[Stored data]
———

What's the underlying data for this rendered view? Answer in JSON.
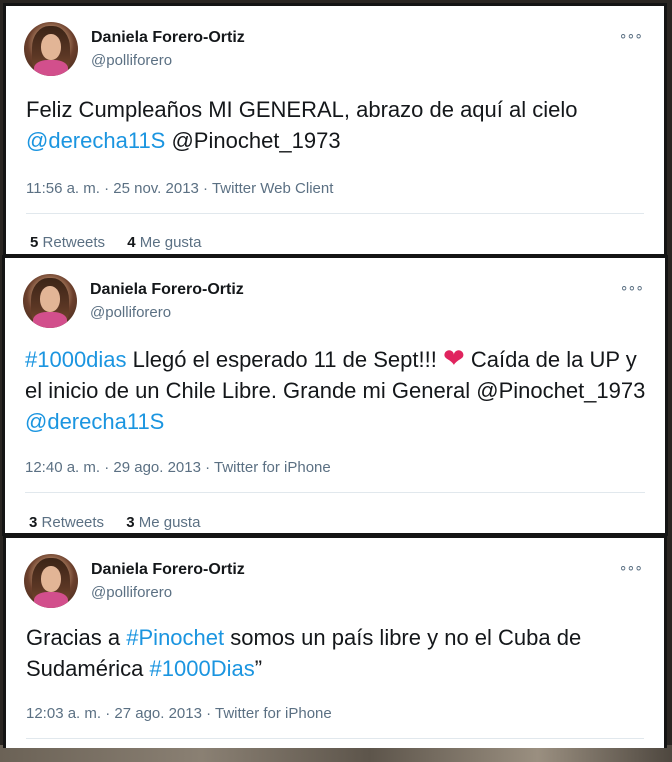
{
  "tweets": [
    {
      "name": "Daniela Forero-Ortiz",
      "handle": "@polliforero",
      "more": "∘∘∘",
      "text": [
        {
          "t": "Feliz Cumpleaños MI GENERAL, abrazo de aquí al cielo",
          "link": false
        },
        {
          "t": "\n",
          "link": false
        },
        {
          "t": "@derecha11S",
          "link": true
        },
        {
          "t": " @Pinochet_1973",
          "link": false
        }
      ],
      "timestamp": "11:56 a. m. · 25 nov. 2013 · Twitter Web Client",
      "retweets_count": "5",
      "retweets_label": "Retweets",
      "likes_count": "4",
      "likes_label": "Me gusta"
    },
    {
      "name": "Daniela Forero-Ortiz",
      "handle": "@polliforero",
      "more": "∘∘∘",
      "text": [
        {
          "t": "#1000dias",
          "link": true
        },
        {
          "t": "  Llegó el esperado 11 de Sept!!! ",
          "link": false
        },
        {
          "t": "❤",
          "heart": true
        },
        {
          "t": " Caída de la UP y el inicio de un Chile Libre. Grande mi General @Pinochet_1973 ",
          "link": false
        },
        {
          "t": "@derecha11S",
          "link": true
        }
      ],
      "timestamp": "12:40 a. m. · 29 ago. 2013 · Twitter for iPhone",
      "retweets_count": "3",
      "retweets_label": "Retweets",
      "likes_count": "3",
      "likes_label": "Me gusta"
    },
    {
      "name": "Daniela Forero-Ortiz",
      "handle": "@polliforero",
      "more": "∘∘∘",
      "text": [
        {
          "t": "Gracias a ",
          "link": false
        },
        {
          "t": "#Pinochet",
          "link": true
        },
        {
          "t": " somos un país libre y no el Cuba de Sudamérica  ",
          "link": false
        },
        {
          "t": "#1000Dias",
          "link": true
        },
        {
          "t": "”",
          "link": false
        }
      ],
      "timestamp": "12:03 a. m. · 27 ago. 2013 · Twitter for iPhone"
    }
  ]
}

———

→ Goal
Leave out every picture and copy the rest of the records exactly.

→ Exercise response
What's the underlying data for this rendered view? Answer in JSON.
{
  "tweets": [
    {
      "name": "Daniela Forero-Ortiz",
      "handle": "@polliforero",
      "more": "∘∘∘",
      "text": [
        {
          "t": "Feliz Cumpleaños MI GENERAL, abrazo de aquí al cielo",
          "link": false
        },
        {
          "t": "\n",
          "link": false
        },
        {
          "t": "@derecha11S",
          "link": true
        },
        {
          "t": " @Pinochet_1973",
          "link": false
        }
      ],
      "timestamp": "11:56 a. m. · 25 nov. 2013 · Twitter Web Client",
      "retweets_count": "5",
      "retweets_label": "Retweets",
      "likes_count": "4",
      "likes_label": "Me gusta"
    },
    {
      "name": "Daniela Forero-Ortiz",
      "handle": "@polliforero",
      "more": "∘∘∘",
      "text": [
        {
          "t": "#1000dias",
          "link": true
        },
        {
          "t": "  Llegó el esperado 11 de Sept!!! ",
          "link": false
        },
        {
          "t": "❤",
          "heart": true
        },
        {
          "t": " Caída de la UP y el inicio de un Chile Libre. Grande mi General @Pinochet_1973 ",
          "link": false
        },
        {
          "t": "@derecha11S",
          "link": true
        }
      ],
      "timestamp": "12:40 a. m. · 29 ago. 2013 · Twitter for iPhone",
      "retweets_count": "3",
      "retweets_label": "Retweets",
      "likes_count": "3",
      "likes_label": "Me gusta"
    },
    {
      "name": "Daniela Forero-Ortiz",
      "handle": "@polliforero",
      "more": "∘∘∘",
      "text": [
        {
          "t": "Gracias a ",
          "link": false
        },
        {
          "t": "#Pinochet",
          "link": true
        },
        {
          "t": " somos un país libre y no el Cuba de Sudamérica  ",
          "link": false
        },
        {
          "t": "#1000Dias",
          "link": true
        },
        {
          "t": "”",
          "link": false
        }
      ],
      "timestamp": "12:03 a. m. · 27 ago. 2013 · Twitter for iPhone"
    }
  ]
}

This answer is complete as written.